**AIM**
Pictures stay out of your copy, but everything else in the records below must be repeated exactly.

**GIVEN INFORMATION**
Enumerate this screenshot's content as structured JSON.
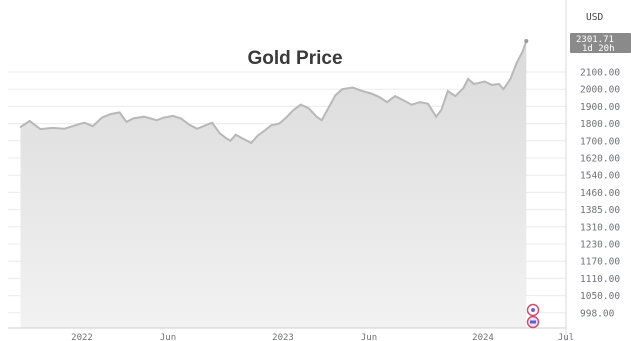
{
  "chart_data": {
    "type": "area",
    "title": "Gold Price",
    "currency": "USD",
    "y_ticks": [
      "2100.00",
      "2000.00",
      "1900.00",
      "1800.00",
      "1700.00",
      "1620.00",
      "1540.00",
      "1460.00",
      "1385.00",
      "1310.00",
      "1230.00",
      "1170.00",
      "1110.00",
      "1050.00",
      "998.00"
    ],
    "x_ticks": [
      "2022",
      "Jun",
      "2023",
      "Jun",
      "2024",
      "Jul"
    ],
    "ylim": [
      998,
      2301.71
    ],
    "last_value": "2301.71",
    "countdown": "1d 20h",
    "series": [
      {
        "values": [
          [
            "2021-09-15",
            1780
          ],
          [
            "2021-10-01",
            1815
          ],
          [
            "2021-10-20",
            1768
          ],
          [
            "2021-11-10",
            1775
          ],
          [
            "2021-12-01",
            1770
          ],
          [
            "2021-12-20",
            1790
          ],
          [
            "2022-01-05",
            1805
          ],
          [
            "2022-01-20",
            1785
          ],
          [
            "2022-02-05",
            1835
          ],
          [
            "2022-02-20",
            1855
          ],
          [
            "2022-03-08",
            1865
          ],
          [
            "2022-03-20",
            1810
          ],
          [
            "2022-04-01",
            1830
          ],
          [
            "2022-04-20",
            1840
          ],
          [
            "2022-05-01",
            1830
          ],
          [
            "2022-05-12",
            1820
          ],
          [
            "2022-05-25",
            1835
          ],
          [
            "2022-06-10",
            1845
          ],
          [
            "2022-06-25",
            1830
          ],
          [
            "2022-07-10",
            1795
          ],
          [
            "2022-07-25",
            1770
          ],
          [
            "2022-08-10",
            1790
          ],
          [
            "2022-08-22",
            1805
          ],
          [
            "2022-09-05",
            1745
          ],
          [
            "2022-09-15",
            1720
          ],
          [
            "2022-09-25",
            1700
          ],
          [
            "2022-10-05",
            1735
          ],
          [
            "2022-10-20",
            1710
          ],
          [
            "2022-11-03",
            1690
          ],
          [
            "2022-11-15",
            1730
          ],
          [
            "2022-11-28",
            1760
          ],
          [
            "2022-12-10",
            1790
          ],
          [
            "2022-12-25",
            1800
          ],
          [
            "2023-01-05",
            1830
          ],
          [
            "2023-01-20",
            1880
          ],
          [
            "2023-02-01",
            1910
          ],
          [
            "2023-02-15",
            1890
          ],
          [
            "2023-03-01",
            1840
          ],
          [
            "2023-03-10",
            1820
          ],
          [
            "2023-03-20",
            1880
          ],
          [
            "2023-04-03",
            1965
          ],
          [
            "2023-04-15",
            2000
          ],
          [
            "2023-05-03",
            2010
          ],
          [
            "2023-05-20",
            1990
          ],
          [
            "2023-06-05",
            1975
          ],
          [
            "2023-06-20",
            1955
          ],
          [
            "2023-07-05",
            1925
          ],
          [
            "2023-07-20",
            1960
          ],
          [
            "2023-08-05",
            1935
          ],
          [
            "2023-08-20",
            1910
          ],
          [
            "2023-09-05",
            1925
          ],
          [
            "2023-09-20",
            1915
          ],
          [
            "2023-10-05",
            1840
          ],
          [
            "2023-10-15",
            1880
          ],
          [
            "2023-10-27",
            1990
          ],
          [
            "2023-11-10",
            1960
          ],
          [
            "2023-11-25",
            2005
          ],
          [
            "2023-12-04",
            2060
          ],
          [
            "2023-12-15",
            2030
          ],
          [
            "2024-01-05",
            2045
          ],
          [
            "2024-01-20",
            2025
          ],
          [
            "2024-02-05",
            2030
          ],
          [
            "2024-02-15",
            2000
          ],
          [
            "2024-03-01",
            2060
          ],
          [
            "2024-03-15",
            2160
          ],
          [
            "2024-03-28",
            2235
          ],
          [
            "2024-04-05",
            2301.71
          ]
        ]
      }
    ],
    "grid": true,
    "markers": [
      "flag-icon",
      "earnings-icon"
    ]
  },
  "colors": {
    "line": "#b8b8b8",
    "fill_top": "#dadada",
    "fill_bottom": "#f2f2f2",
    "grid": "#ececec",
    "axis_text": "#6f7278",
    "last_label_bg": "#8a8a8a",
    "title": "#3a3a3a"
  }
}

**CORRECT RESULT**
Enumerate this screenshot's content as structured JSON.
{
  "chart_data": {
    "type": "area",
    "title": "Gold Price",
    "currency": "USD",
    "y_ticks": [
      "2100.00",
      "2000.00",
      "1900.00",
      "1800.00",
      "1700.00",
      "1620.00",
      "1540.00",
      "1460.00",
      "1385.00",
      "1310.00",
      "1230.00",
      "1170.00",
      "1110.00",
      "1050.00",
      "998.00"
    ],
    "x_ticks": [
      "2022",
      "Jun",
      "2023",
      "Jun",
      "2024",
      "Jul"
    ],
    "ylim": [
      998,
      2301.71
    ],
    "last_value": "2301.71",
    "countdown": "1d 20h",
    "series": [
      {
        "values": [
          [
            "2021-09-15",
            1780
          ],
          [
            "2021-10-01",
            1815
          ],
          [
            "2021-10-20",
            1768
          ],
          [
            "2021-11-10",
            1775
          ],
          [
            "2021-12-01",
            1770
          ],
          [
            "2021-12-20",
            1790
          ],
          [
            "2022-01-05",
            1805
          ],
          [
            "2022-01-20",
            1785
          ],
          [
            "2022-02-05",
            1835
          ],
          [
            "2022-02-20",
            1855
          ],
          [
            "2022-03-08",
            1865
          ],
          [
            "2022-03-20",
            1810
          ],
          [
            "2022-04-01",
            1830
          ],
          [
            "2022-04-20",
            1840
          ],
          [
            "2022-05-01",
            1830
          ],
          [
            "2022-05-12",
            1820
          ],
          [
            "2022-05-25",
            1835
          ],
          [
            "2022-06-10",
            1845
          ],
          [
            "2022-06-25",
            1830
          ],
          [
            "2022-07-10",
            1795
          ],
          [
            "2022-07-25",
            1770
          ],
          [
            "2022-08-10",
            1790
          ],
          [
            "2022-08-22",
            1805
          ],
          [
            "2022-09-05",
            1745
          ],
          [
            "2022-09-15",
            1720
          ],
          [
            "2022-09-25",
            1700
          ],
          [
            "2022-10-05",
            1735
          ],
          [
            "2022-10-20",
            1710
          ],
          [
            "2022-11-03",
            1690
          ],
          [
            "2022-11-15",
            1730
          ],
          [
            "2022-11-28",
            1760
          ],
          [
            "2022-12-10",
            1790
          ],
          [
            "2022-12-25",
            1800
          ],
          [
            "2023-01-05",
            1830
          ],
          [
            "2023-01-20",
            1880
          ],
          [
            "2023-02-01",
            1910
          ],
          [
            "2023-02-15",
            1890
          ],
          [
            "2023-03-01",
            1840
          ],
          [
            "2023-03-10",
            1820
          ],
          [
            "2023-03-20",
            1880
          ],
          [
            "2023-04-03",
            1965
          ],
          [
            "2023-04-15",
            2000
          ],
          [
            "2023-05-03",
            2010
          ],
          [
            "2023-05-20",
            1990
          ],
          [
            "2023-06-05",
            1975
          ],
          [
            "2023-06-20",
            1955
          ],
          [
            "2023-07-05",
            1925
          ],
          [
            "2023-07-20",
            1960
          ],
          [
            "2023-08-05",
            1935
          ],
          [
            "2023-08-20",
            1910
          ],
          [
            "2023-09-05",
            1925
          ],
          [
            "2023-09-20",
            1915
          ],
          [
            "2023-10-05",
            1840
          ],
          [
            "2023-10-15",
            1880
          ],
          [
            "2023-10-27",
            1990
          ],
          [
            "2023-11-10",
            1960
          ],
          [
            "2023-11-25",
            2005
          ],
          [
            "2023-12-04",
            2060
          ],
          [
            "2023-12-15",
            2030
          ],
          [
            "2024-01-05",
            2045
          ],
          [
            "2024-01-20",
            2025
          ],
          [
            "2024-02-05",
            2030
          ],
          [
            "2024-02-15",
            2000
          ],
          [
            "2024-03-01",
            2060
          ],
          [
            "2024-03-15",
            2160
          ],
          [
            "2024-03-28",
            2235
          ],
          [
            "2024-04-05",
            2301.71
          ]
        ]
      }
    ],
    "grid": true,
    "markers": [
      "flag-icon",
      "earnings-icon"
    ]
  },
  "colors": {
    "line": "#b8b8b8",
    "fill_top": "#dadada",
    "fill_bottom": "#f2f2f2",
    "grid": "#ececec",
    "axis_text": "#6f7278",
    "last_label_bg": "#8a8a8a",
    "title": "#3a3a3a"
  }
}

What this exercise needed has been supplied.